## [Short problem]
Transcribe every line of the listing below without any deviation.

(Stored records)
START
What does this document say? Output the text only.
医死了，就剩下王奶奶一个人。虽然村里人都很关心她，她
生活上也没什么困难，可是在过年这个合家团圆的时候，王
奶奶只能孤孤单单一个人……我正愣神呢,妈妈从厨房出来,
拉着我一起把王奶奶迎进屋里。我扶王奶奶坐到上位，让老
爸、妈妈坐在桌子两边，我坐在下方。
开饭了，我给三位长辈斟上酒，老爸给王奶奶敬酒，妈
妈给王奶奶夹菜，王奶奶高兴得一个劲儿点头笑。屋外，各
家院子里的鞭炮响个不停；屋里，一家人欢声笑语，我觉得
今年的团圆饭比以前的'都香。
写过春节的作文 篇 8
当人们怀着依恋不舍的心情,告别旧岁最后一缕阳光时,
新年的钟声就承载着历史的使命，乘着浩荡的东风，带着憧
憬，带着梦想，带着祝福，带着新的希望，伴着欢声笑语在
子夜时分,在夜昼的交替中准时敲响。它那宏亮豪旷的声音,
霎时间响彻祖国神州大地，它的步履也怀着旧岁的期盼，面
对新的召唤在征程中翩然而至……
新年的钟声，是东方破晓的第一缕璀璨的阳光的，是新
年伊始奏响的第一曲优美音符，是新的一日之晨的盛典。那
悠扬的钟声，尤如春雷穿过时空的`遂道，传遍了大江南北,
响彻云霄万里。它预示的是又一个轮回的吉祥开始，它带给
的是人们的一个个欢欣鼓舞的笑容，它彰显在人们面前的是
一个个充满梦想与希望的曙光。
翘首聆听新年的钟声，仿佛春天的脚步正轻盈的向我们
END
## [Solution to the exercise]
What does this document say? Output the text only.
医死了，就剩下王奶奶一个人。虽然村里人都很关心她，她
生活上也没什么困难，可是在过年这个合家团圆的时候，王
奶奶只能孤孤单单一个人……我正愣神呢,妈妈从厨房出来,
拉着我一起把王奶奶迎进屋里。我扶王奶奶坐到上位，让老
爸、妈妈坐在桌子两边，我坐在下方。
开饭了，我给三位长辈斟上酒，老爸给王奶奶敬酒，妈
妈给王奶奶夹菜，王奶奶高兴得一个劲儿点头笑。屋外，各
家院子里的鞭炮响个不停；屋里，一家人欢声笑语，我觉得
今年的团圆饭比以前的'都香。
写过春节的作文 篇 8
当人们怀着依恋不舍的心情,告别旧岁最后一缕阳光时,
新年的钟声就承载着历史的使命，乘着浩荡的东风，带着憧
憬，带着梦想，带着祝福，带着新的希望，伴着欢声笑语在
子夜时分,在夜昼的交替中准时敲响。它那宏亮豪旷的声音,
霎时间响彻祖国神州大地，它的步履也怀着旧岁的期盼，面
对新的召唤在征程中翩然而至……
新年的钟声，是东方破晓的第一缕璀璨的阳光的，是新
年伊始奏响的第一曲优美音符，是新的一日之晨的盛典。那
悠扬的钟声，尤如春雷穿过时空的`遂道，传遍了大江南北,
响彻云霄万里。它预示的是又一个轮回的吉祥开始，它带给
的是人们的一个个欢欣鼓舞的笑容，它彰显在人们面前的是
一个个充满梦想与希望的曙光。
翘首聆听新年的钟声，仿佛春天的脚步正轻盈的向我们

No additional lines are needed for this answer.